━━━ RECORD EXCERPTS ━━━
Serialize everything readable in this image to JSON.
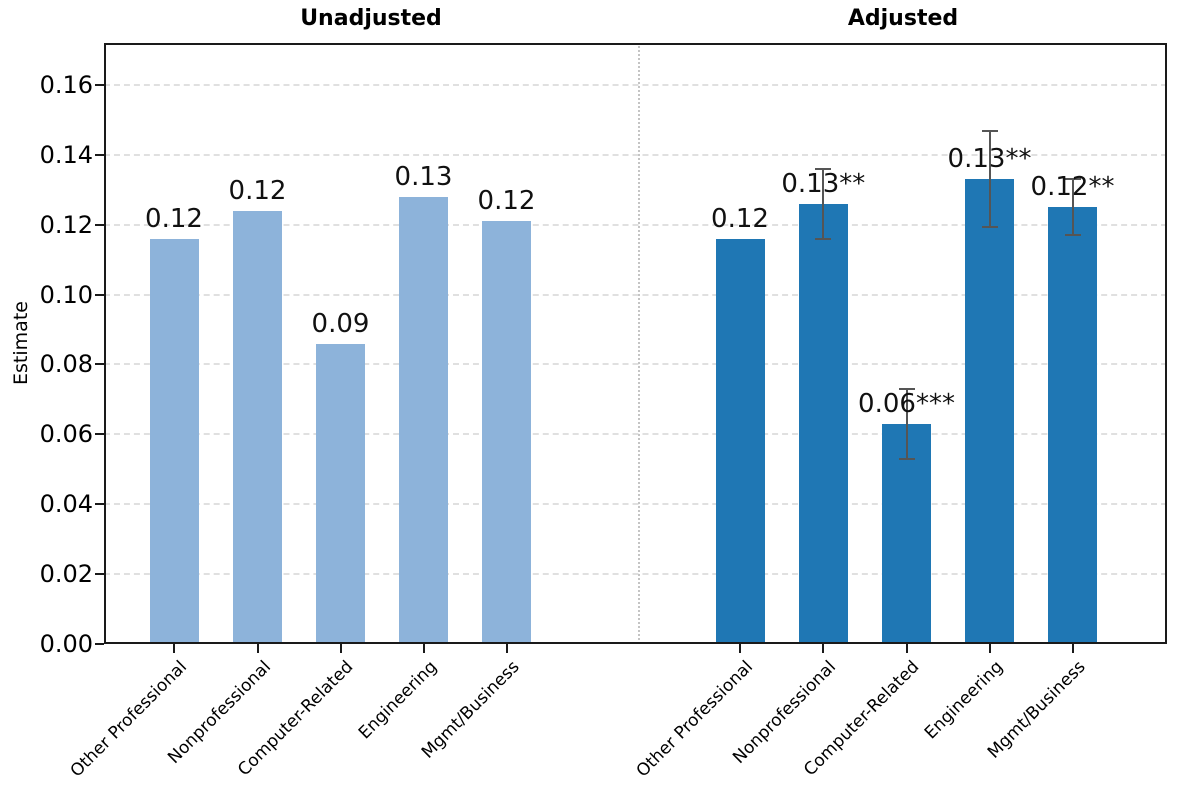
{
  "chart_data": {
    "type": "bar",
    "title": "",
    "ylabel": "Estimate",
    "xlabel": "",
    "categories": [
      "Other Professional",
      "Nonprofessional",
      "Computer-Related",
      "Engineering",
      "Mgmt/Business"
    ],
    "panels": [
      {
        "title": "Unadjusted",
        "bar_color": "#8DB3DA",
        "values": [
          0.116,
          0.124,
          0.086,
          0.128,
          0.121
        ],
        "bar_labels": [
          "0.12",
          "0.12",
          "0.09",
          "0.13",
          "0.12"
        ],
        "errors": [
          null,
          null,
          null,
          null,
          null
        ]
      },
      {
        "title": "Adjusted",
        "bar_color": "#1F77B4",
        "values": [
          0.116,
          0.126,
          0.063,
          0.133,
          0.125
        ],
        "bar_labels": [
          "0.12",
          "0.13**",
          "0.06***",
          "0.13**",
          "0.12**"
        ],
        "errors": [
          null,
          0.01,
          0.01,
          0.0137,
          0.008
        ]
      }
    ],
    "ylim": [
      0,
      0.172
    ],
    "yticks": [
      "0.00",
      "0.02",
      "0.04",
      "0.06",
      "0.08",
      "0.10",
      "0.12",
      "0.14",
      "0.16"
    ],
    "grid": "horizontal-dashed",
    "legend": "none",
    "separator": "dotted-vertical-line-between-panels",
    "error_bar_color": "#555555",
    "frame_color": "#1a1a1a",
    "grid_color": "#e0e0e0"
  }
}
━━━
Quote the data above in full, leaving out the pictures it holds.

_RESPONSE_
Serialize everything readable in this image to JSON.
{
  "chart_data": {
    "type": "bar",
    "title": "",
    "ylabel": "Estimate",
    "xlabel": "",
    "categories": [
      "Other Professional",
      "Nonprofessional",
      "Computer-Related",
      "Engineering",
      "Mgmt/Business"
    ],
    "panels": [
      {
        "title": "Unadjusted",
        "bar_color": "#8DB3DA",
        "values": [
          0.116,
          0.124,
          0.086,
          0.128,
          0.121
        ],
        "bar_labels": [
          "0.12",
          "0.12",
          "0.09",
          "0.13",
          "0.12"
        ],
        "errors": [
          null,
          null,
          null,
          null,
          null
        ]
      },
      {
        "title": "Adjusted",
        "bar_color": "#1F77B4",
        "values": [
          0.116,
          0.126,
          0.063,
          0.133,
          0.125
        ],
        "bar_labels": [
          "0.12",
          "0.13**",
          "0.06***",
          "0.13**",
          "0.12**"
        ],
        "errors": [
          null,
          0.01,
          0.01,
          0.0137,
          0.008
        ]
      }
    ],
    "ylim": [
      0,
      0.172
    ],
    "yticks": [
      "0.00",
      "0.02",
      "0.04",
      "0.06",
      "0.08",
      "0.10",
      "0.12",
      "0.14",
      "0.16"
    ],
    "grid": "horizontal-dashed",
    "legend": "none",
    "separator": "dotted-vertical-line-between-panels",
    "error_bar_color": "#555555",
    "frame_color": "#1a1a1a",
    "grid_color": "#e0e0e0"
  }
}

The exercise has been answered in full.